**Set problem:** Output each line, from the first line of the items through the line containing "26, 443, 40]" (both included), as a string in a JSON list, skipping blank lines.

**Records for the exercise:**
--- Start ---
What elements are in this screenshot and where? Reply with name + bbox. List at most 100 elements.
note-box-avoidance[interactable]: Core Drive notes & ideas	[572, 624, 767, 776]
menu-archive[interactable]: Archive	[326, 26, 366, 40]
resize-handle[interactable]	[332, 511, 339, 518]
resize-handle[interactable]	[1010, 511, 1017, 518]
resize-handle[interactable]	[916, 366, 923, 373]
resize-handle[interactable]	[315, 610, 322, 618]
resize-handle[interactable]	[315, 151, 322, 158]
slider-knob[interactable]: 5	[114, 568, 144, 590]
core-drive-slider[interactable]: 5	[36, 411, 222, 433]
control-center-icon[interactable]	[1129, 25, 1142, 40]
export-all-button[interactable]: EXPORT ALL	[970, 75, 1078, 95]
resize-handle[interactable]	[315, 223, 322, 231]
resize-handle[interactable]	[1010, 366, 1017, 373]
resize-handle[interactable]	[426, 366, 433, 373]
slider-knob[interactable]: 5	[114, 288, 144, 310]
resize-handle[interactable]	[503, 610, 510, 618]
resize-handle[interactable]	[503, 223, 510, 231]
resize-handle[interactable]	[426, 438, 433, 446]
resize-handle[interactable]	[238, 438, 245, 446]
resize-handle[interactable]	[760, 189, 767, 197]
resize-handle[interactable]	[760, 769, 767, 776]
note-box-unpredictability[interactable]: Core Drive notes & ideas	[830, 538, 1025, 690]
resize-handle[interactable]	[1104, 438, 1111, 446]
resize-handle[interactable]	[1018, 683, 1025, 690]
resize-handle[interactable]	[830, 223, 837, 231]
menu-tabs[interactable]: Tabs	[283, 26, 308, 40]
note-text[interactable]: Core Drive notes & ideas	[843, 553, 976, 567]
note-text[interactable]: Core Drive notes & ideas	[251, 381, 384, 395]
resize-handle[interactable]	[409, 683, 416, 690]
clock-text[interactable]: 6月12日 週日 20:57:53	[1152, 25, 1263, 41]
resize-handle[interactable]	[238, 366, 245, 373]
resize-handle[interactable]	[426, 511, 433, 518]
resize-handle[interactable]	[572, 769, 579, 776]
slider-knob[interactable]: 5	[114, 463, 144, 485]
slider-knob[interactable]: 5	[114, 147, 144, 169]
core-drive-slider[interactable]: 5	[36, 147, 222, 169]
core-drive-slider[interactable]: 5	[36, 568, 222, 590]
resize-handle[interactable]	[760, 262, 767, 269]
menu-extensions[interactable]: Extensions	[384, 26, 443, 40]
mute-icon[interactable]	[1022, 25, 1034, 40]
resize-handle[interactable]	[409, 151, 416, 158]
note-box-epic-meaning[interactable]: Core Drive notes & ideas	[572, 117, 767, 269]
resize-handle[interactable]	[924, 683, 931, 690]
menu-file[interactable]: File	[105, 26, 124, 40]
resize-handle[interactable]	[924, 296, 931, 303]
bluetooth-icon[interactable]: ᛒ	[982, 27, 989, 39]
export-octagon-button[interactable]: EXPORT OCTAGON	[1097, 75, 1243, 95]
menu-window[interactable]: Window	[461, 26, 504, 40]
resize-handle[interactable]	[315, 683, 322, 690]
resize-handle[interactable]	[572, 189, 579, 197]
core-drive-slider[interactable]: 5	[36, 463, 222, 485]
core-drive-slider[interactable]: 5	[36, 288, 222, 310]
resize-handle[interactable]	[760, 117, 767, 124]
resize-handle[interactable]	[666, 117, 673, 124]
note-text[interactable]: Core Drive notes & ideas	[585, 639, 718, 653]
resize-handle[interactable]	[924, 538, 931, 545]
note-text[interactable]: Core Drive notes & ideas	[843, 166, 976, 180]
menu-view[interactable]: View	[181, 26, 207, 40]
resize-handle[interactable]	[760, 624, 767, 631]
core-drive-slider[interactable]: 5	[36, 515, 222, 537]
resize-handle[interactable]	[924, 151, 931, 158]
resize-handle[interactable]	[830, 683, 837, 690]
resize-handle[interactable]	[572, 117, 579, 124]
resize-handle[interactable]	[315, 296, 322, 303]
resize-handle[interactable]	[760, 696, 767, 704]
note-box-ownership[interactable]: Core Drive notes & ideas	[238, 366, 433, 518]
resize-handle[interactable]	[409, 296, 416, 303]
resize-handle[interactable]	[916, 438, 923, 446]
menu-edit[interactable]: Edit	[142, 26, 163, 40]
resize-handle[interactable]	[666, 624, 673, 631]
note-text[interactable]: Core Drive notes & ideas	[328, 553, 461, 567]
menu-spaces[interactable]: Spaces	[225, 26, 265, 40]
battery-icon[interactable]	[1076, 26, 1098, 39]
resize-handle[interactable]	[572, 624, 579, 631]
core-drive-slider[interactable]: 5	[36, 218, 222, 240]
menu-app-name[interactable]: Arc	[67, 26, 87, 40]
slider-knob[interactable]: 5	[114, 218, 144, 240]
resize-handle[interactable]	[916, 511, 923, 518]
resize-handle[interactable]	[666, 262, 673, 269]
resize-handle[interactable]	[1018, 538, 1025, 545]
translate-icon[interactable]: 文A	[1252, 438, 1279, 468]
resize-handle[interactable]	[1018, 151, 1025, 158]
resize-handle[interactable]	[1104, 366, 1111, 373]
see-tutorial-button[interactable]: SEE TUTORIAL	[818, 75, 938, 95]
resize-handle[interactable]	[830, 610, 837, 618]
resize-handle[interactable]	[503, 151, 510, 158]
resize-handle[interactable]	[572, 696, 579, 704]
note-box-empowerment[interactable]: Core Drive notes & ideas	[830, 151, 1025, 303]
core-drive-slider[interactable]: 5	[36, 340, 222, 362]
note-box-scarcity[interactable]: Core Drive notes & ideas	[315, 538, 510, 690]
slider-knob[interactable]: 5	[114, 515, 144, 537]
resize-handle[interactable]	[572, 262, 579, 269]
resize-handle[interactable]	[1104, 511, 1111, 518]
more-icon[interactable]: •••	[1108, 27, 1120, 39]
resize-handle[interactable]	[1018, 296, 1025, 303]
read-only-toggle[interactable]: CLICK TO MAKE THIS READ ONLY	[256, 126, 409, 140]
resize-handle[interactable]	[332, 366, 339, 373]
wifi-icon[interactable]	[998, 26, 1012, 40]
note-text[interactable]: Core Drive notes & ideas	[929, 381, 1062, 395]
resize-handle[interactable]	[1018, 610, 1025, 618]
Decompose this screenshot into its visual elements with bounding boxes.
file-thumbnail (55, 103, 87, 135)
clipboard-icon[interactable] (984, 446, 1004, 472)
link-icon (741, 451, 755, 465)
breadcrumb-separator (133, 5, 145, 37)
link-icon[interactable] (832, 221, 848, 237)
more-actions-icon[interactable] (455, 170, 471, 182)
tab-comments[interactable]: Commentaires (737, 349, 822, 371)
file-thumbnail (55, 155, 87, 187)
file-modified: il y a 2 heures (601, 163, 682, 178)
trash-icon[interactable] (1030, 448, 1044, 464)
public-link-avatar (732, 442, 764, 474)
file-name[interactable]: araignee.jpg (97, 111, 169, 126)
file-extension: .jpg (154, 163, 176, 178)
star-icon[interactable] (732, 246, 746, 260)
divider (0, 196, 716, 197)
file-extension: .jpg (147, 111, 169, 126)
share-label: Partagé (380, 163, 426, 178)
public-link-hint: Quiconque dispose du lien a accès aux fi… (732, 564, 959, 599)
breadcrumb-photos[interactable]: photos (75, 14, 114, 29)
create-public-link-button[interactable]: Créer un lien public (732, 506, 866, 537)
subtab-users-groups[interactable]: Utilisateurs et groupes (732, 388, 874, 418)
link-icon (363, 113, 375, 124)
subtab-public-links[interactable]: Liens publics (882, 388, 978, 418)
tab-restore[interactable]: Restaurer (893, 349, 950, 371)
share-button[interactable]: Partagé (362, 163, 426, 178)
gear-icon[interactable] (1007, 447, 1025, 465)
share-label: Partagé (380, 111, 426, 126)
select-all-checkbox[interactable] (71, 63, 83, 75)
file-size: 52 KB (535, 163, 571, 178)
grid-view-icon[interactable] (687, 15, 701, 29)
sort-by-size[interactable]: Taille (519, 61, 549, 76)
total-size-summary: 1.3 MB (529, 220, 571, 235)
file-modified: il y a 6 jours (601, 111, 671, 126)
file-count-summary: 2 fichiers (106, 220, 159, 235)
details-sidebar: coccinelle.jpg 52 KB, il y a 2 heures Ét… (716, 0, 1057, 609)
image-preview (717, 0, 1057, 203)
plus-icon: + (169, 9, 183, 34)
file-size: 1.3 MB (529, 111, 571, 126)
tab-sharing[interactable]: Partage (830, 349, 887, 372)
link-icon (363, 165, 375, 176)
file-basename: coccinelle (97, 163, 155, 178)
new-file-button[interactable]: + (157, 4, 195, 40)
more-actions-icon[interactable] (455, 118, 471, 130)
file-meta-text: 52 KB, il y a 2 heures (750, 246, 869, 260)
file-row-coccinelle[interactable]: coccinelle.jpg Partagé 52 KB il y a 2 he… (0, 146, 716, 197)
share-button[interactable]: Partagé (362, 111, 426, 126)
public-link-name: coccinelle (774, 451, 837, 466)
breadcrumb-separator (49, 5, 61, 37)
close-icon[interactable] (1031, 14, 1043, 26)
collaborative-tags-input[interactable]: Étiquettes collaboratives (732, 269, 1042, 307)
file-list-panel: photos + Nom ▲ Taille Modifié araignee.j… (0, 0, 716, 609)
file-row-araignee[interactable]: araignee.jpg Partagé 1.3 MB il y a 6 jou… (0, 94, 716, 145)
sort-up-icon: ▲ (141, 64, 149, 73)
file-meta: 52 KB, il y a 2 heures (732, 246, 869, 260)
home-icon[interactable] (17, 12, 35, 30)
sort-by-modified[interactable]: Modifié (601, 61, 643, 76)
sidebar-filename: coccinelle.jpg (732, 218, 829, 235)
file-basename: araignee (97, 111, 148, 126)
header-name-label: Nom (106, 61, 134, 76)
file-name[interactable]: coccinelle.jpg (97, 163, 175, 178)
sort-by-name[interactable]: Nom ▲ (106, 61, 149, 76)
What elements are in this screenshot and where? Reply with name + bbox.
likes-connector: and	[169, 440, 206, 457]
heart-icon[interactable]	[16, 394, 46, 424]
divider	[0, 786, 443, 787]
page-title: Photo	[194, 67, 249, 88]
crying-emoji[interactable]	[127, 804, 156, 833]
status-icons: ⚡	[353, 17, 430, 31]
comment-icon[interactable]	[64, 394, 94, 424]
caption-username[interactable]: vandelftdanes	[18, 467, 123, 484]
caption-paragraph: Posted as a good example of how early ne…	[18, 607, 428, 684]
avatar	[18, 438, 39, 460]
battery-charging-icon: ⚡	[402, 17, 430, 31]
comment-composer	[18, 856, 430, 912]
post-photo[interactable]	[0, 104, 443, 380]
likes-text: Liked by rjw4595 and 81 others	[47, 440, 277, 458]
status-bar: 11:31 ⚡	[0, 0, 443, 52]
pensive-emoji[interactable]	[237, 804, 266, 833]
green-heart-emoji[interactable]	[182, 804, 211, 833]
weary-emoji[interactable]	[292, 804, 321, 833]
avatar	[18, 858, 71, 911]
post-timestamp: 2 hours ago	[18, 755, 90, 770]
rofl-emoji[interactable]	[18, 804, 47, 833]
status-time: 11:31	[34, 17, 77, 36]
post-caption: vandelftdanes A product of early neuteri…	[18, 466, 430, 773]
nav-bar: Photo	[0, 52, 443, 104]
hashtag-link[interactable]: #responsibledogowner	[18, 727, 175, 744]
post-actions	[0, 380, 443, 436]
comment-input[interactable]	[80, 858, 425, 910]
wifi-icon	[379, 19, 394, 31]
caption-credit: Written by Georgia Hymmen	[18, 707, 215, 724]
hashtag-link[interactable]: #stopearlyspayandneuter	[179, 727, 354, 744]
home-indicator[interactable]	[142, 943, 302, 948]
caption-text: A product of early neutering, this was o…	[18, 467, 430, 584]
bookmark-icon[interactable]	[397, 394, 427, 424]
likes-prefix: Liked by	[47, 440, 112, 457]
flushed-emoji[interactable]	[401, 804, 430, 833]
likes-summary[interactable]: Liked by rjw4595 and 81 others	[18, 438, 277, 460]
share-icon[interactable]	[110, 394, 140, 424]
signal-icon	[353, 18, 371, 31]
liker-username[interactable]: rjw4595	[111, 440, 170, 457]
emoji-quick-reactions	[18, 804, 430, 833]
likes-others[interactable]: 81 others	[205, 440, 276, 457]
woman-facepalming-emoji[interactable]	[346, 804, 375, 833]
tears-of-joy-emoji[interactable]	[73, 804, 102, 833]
--- End ---
**Solution to this exercise:**
[
  "What elements are in this screenshot and where? Reply with name + bbox. List at most 100 elements.",
  "note-box-avoidance[interactable]: Core Drive notes & ideas\t[572, 624, 767, 776]",
  "menu-archive[interactable]: Archive\t[326, 26, 366, 40]",
  "resize-handle[interactable]\t[332, 511, 339, 518]",
  "resize-handle[interactable]\t[1010, 511, 1017, 518]",
  "resize-handle[interactable]\t[916, 366, 923, 373]",
  "resize-handle[interactable]\t[315, 610, 322, 618]",
  "resize-handle[interactable]\t[315, 151, 322, 158]",
  "slider-knob[interactable]: 5\t[114, 568, 144, 590]",
  "core-drive-slider[interactable]: 5\t[36, 411, 222, 433]",
  "control-center-icon[interactable]\t[1129, 25, 1142, 40]",
  "export-all-button[interactable]: EXPORT ALL\t[970, 75, 1078, 95]",
  "resize-handle[interactable]\t[315, 223, 322, 231]",
  "resize-handle[interactable]\t[1010, 366, 1017, 373]",
  "resize-handle[interactable]\t[426, 366, 433, 373]",
  "slider-knob[interactable]: 5\t[114, 288, 144, 310]",
  "resize-handle[interactable]\t[503, 610, 510, 618]",
  "resize-handle[interactable]\t[503, 223, 510, 231]",
  "resize-handle[interactable]\t[426, 438, 433, 446]",
  "resize-handle[interactable]\t[238, 438, 245, 446]",
  "resize-handle[interactable]\t[760, 189, 767, 197]",
  "resize-handle[interactable]\t[760, 769, 767, 776]",
  "note-box-unpredictability[interactable]: Core Drive notes & ideas\t[830, 538, 1025, 690]",
  "resize-handle[interactable]\t[1104, 438, 1111, 446]",
  "resize-handle[interactable]\t[1018, 683, 1025, 690]",
  "resize-handle[interactable]\t[830, 223, 837, 231]",
  "menu-tabs[interactable]: Tabs\t[283, 26, 308, 40]",
  "note-text[interactable]: Core Drive notes & ideas\t[843, 553, 976, 567]",
  "note-text[interactable]: Core Drive notes & ideas\t[251, 381, 384, 395]",
  "resize-handle[interactable]\t[409, 683, 416, 690]",
  "clock-text[interactable]: 6月12日 週日 20:57:53\t[1152, 25, 1263, 41]",
  "resize-handle[interactable]\t[238, 366, 245, 373]",
  "resize-handle[interactable]\t[426, 511, 433, 518]",
  "resize-handle[interactable]\t[572, 769, 579, 776]",
  "slider-knob[interactable]: 5\t[114, 463, 144, 485]",
  "slider-knob[interactable]: 5\t[114, 147, 144, 169]",
  "core-drive-slider[interactable]: 5\t[36, 147, 222, 169]",
  "core-drive-slider[interactable]: 5\t[36, 568, 222, 590]",
  "resize-handle[interactable]\t[760, 262, 767, 269]",
  "menu-extensions[interactable]: Extensions\t[384, 26, 443, 40]"
]